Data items
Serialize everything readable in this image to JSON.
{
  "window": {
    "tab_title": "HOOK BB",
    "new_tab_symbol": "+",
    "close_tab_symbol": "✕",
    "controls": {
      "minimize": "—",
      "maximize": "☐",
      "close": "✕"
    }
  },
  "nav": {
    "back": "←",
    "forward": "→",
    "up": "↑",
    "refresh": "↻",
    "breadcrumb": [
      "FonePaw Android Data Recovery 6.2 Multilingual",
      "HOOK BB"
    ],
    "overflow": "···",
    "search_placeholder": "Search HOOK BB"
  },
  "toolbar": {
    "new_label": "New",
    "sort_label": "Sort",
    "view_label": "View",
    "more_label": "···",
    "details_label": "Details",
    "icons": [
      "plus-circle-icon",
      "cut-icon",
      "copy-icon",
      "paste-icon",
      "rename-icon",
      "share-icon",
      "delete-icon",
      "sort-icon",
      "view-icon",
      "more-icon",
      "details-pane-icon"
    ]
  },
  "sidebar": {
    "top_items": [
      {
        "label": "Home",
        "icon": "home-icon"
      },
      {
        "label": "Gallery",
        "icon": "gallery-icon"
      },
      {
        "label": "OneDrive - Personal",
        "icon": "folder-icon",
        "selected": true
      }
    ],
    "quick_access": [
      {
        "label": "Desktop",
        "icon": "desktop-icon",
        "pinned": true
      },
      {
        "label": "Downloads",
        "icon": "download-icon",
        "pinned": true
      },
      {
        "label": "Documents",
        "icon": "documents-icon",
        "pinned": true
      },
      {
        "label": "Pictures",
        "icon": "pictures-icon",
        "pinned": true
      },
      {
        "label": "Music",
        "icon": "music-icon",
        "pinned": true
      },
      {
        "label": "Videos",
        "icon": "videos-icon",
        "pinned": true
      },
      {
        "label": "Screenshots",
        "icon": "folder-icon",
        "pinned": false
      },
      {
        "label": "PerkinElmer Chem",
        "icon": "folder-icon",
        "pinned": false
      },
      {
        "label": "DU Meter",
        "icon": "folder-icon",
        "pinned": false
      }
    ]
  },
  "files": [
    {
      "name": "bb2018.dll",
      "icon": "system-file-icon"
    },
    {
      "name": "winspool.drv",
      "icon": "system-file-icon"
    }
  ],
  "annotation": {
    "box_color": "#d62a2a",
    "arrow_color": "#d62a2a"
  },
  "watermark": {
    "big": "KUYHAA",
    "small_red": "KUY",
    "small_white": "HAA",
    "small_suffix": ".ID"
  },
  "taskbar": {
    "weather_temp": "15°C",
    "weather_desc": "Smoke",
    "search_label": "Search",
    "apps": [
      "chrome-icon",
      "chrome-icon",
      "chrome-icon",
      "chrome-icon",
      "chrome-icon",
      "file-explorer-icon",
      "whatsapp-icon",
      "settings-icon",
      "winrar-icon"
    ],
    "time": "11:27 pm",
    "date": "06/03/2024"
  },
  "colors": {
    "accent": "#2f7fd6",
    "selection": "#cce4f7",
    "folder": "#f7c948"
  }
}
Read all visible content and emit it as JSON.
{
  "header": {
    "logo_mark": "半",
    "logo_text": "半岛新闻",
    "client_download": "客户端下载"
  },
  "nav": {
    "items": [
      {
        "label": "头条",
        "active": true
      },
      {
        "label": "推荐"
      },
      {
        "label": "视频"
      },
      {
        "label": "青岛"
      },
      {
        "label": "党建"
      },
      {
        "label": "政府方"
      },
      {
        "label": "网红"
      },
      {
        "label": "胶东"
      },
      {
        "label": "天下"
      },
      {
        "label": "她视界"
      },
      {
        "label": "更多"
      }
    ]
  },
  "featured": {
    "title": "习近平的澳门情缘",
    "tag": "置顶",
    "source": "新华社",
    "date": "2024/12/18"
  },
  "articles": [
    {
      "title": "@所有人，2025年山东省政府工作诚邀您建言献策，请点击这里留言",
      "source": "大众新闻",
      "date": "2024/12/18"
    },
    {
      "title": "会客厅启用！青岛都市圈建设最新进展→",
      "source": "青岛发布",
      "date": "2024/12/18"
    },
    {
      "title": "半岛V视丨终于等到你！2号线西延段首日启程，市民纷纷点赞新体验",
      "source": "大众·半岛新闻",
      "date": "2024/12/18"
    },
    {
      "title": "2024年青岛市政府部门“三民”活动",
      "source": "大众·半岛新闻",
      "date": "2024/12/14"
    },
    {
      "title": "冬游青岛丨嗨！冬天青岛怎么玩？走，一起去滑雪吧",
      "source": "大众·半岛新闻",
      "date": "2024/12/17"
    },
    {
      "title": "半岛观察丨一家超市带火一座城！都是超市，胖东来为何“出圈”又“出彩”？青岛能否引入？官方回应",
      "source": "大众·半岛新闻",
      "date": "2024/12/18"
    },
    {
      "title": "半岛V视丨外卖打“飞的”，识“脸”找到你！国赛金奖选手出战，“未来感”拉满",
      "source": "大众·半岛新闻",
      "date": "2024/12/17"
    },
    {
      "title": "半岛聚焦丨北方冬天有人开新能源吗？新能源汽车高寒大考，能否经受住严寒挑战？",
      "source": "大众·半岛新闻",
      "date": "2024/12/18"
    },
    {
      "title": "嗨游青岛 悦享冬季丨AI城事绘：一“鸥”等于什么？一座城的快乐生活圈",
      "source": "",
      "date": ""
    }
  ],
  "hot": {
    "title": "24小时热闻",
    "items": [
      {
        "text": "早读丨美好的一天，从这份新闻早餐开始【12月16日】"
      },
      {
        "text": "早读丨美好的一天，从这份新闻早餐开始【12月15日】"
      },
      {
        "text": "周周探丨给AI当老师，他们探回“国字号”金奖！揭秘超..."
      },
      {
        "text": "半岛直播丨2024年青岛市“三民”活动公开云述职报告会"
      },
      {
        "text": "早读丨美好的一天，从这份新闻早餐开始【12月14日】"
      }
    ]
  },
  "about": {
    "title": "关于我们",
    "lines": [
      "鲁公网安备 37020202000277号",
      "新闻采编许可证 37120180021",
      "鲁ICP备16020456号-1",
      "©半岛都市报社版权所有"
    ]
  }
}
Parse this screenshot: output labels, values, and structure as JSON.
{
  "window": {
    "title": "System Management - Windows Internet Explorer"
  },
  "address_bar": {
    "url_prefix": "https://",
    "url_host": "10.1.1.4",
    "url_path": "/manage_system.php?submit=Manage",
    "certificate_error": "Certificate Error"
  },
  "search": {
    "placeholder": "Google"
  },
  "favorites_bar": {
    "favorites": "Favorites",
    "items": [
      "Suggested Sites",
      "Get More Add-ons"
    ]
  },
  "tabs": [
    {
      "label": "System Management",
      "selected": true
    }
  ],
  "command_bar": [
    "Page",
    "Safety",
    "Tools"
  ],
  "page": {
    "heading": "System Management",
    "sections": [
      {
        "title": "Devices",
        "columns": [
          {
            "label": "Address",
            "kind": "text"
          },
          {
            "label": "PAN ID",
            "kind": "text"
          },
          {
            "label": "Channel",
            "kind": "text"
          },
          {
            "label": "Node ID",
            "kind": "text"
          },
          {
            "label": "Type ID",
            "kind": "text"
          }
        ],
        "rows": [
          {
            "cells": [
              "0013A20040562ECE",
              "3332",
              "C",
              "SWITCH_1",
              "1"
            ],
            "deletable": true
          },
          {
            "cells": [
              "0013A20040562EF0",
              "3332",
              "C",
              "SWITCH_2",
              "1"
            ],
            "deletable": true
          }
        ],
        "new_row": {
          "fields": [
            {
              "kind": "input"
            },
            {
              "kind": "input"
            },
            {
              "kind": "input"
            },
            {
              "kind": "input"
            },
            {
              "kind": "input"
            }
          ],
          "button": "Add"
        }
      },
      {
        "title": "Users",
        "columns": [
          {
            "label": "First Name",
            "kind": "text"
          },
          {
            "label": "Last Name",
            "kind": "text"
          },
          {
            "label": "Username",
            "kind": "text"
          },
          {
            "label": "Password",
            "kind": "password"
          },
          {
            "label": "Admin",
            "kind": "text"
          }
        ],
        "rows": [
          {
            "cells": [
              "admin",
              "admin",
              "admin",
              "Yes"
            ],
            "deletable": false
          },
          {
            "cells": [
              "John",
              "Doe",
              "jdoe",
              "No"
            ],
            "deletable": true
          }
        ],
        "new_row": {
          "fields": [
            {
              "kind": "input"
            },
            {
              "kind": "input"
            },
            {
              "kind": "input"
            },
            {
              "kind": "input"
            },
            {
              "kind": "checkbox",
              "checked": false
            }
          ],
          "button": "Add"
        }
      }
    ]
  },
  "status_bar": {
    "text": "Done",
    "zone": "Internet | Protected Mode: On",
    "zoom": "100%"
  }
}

◆ **PROBLEM**
Copy out every line of the data that includes "this".

◆ **WRITTEN REPLY**
Serialize everything readable in this image to JSON.
Parse this screenshot: output labels, values, and structure as JSON.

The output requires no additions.